— START Raw records —

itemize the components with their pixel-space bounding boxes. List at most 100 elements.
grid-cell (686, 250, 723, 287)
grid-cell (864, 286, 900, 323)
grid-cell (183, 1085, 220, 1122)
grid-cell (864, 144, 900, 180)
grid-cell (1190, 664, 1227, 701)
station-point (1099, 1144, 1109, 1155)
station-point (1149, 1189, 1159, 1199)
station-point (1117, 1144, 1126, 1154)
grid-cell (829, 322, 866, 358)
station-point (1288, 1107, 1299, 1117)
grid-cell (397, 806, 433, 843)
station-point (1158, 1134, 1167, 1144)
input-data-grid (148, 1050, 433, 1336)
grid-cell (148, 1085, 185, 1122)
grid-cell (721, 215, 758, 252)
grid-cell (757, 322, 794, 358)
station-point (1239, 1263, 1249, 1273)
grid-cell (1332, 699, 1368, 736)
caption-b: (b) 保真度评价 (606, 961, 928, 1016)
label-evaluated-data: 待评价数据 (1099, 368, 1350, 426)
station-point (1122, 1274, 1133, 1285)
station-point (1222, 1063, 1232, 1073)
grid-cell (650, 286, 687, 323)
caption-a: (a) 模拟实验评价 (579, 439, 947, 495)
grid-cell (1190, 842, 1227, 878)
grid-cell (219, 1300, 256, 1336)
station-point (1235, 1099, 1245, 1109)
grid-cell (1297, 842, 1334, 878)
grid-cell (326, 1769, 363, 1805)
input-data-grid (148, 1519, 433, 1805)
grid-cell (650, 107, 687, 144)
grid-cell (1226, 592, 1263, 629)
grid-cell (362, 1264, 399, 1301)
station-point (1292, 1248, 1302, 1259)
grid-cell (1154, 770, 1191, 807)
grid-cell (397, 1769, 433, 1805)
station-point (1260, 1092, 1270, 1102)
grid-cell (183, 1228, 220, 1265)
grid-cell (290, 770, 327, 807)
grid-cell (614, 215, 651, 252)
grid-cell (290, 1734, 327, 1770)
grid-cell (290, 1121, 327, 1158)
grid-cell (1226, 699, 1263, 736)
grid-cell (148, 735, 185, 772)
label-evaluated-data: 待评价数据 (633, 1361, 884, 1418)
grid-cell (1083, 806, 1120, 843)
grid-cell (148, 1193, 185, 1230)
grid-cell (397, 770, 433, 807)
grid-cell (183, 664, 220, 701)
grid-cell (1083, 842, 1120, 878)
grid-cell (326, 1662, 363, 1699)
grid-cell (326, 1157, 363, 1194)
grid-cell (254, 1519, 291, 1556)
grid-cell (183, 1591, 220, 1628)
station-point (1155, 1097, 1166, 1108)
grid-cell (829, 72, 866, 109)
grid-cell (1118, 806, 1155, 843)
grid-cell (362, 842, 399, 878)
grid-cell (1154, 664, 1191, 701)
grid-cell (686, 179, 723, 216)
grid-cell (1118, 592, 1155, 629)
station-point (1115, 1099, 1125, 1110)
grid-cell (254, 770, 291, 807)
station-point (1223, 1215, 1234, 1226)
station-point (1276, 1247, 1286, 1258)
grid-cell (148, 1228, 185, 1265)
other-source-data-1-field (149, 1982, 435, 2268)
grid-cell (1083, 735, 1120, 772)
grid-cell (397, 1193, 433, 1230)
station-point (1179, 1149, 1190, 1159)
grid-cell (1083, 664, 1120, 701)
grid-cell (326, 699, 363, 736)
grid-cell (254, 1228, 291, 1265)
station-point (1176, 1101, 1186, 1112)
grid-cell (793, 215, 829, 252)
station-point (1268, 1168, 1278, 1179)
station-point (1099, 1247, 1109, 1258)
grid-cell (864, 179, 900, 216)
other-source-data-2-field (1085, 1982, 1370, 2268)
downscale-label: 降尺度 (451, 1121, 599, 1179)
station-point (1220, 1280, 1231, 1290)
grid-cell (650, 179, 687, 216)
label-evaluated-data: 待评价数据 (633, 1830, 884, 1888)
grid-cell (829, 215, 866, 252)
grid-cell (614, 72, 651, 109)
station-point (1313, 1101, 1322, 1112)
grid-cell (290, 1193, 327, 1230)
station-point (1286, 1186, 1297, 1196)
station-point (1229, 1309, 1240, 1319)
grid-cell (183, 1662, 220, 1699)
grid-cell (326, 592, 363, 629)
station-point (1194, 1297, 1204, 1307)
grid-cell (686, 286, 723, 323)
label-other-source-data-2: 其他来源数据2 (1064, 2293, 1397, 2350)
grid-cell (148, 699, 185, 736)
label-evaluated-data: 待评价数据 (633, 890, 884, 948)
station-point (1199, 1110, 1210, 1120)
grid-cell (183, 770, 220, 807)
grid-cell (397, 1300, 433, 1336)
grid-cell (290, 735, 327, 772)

— END Raw records —

Your instructions
Convert the lines above, starting with the first and ending with the line that contains "grid-cell (614, 215, 651, 252)", into a JSON list of strings with one string per line and any blank lines omitted.

Written answer
[
  "itemize the components with their pixel-space bounding boxes. List at most 100 elements.",
  "grid-cell (686, 250, 723, 287)",
  "grid-cell (864, 286, 900, 323)",
  "grid-cell (183, 1085, 220, 1122)",
  "grid-cell (864, 144, 900, 180)",
  "grid-cell (1190, 664, 1227, 701)",
  "station-point (1099, 1144, 1109, 1155)",
  "station-point (1149, 1189, 1159, 1199)",
  "station-point (1117, 1144, 1126, 1154)",
  "grid-cell (829, 322, 866, 358)",
  "station-point (1288, 1107, 1299, 1117)",
  "grid-cell (397, 806, 433, 843)",
  "station-point (1158, 1134, 1167, 1144)",
  "input-data-grid (148, 1050, 433, 1336)",
  "grid-cell (148, 1085, 185, 1122)",
  "grid-cell (721, 215, 758, 252)",
  "grid-cell (757, 322, 794, 358)",
  "station-point (1239, 1263, 1249, 1273)",
  "grid-cell (1332, 699, 1368, 736)",
  "caption-b: (b) 保真度评价 (606, 961, 928, 1016)",
  "label-evaluated-data: 待评价数据 (1099, 368, 1350, 426)",
  "station-point (1122, 1274, 1133, 1285)",
  "station-point (1222, 1063, 1232, 1073)",
  "grid-cell (650, 286, 687, 323)",
  "caption-a: (a) 模拟实验评价 (579, 439, 947, 495)",
  "grid-cell (1190, 842, 1227, 878)",
  "grid-cell (219, 1300, 256, 1336)",
  "station-point (1235, 1099, 1245, 1109)",
  "grid-cell (1297, 842, 1334, 878)",
  "grid-cell (326, 1769, 363, 1805)",
  "input-data-grid (148, 1519, 433, 1805)",
  "grid-cell (650, 107, 687, 144)",
  "grid-cell (1226, 592, 1263, 629)",
  "grid-cell (362, 1264, 399, 1301)",
  "station-point (1292, 1248, 1302, 1259)",
  "grid-cell (1154, 770, 1191, 807)",
  "grid-cell (397, 1769, 433, 1805)",
  "station-point (1260, 1092, 1270, 1102)",
  "grid-cell (183, 1228, 220, 1265)",
  "grid-cell (290, 770, 327, 807)",
  "grid-cell (614, 215, 651, 252)"
]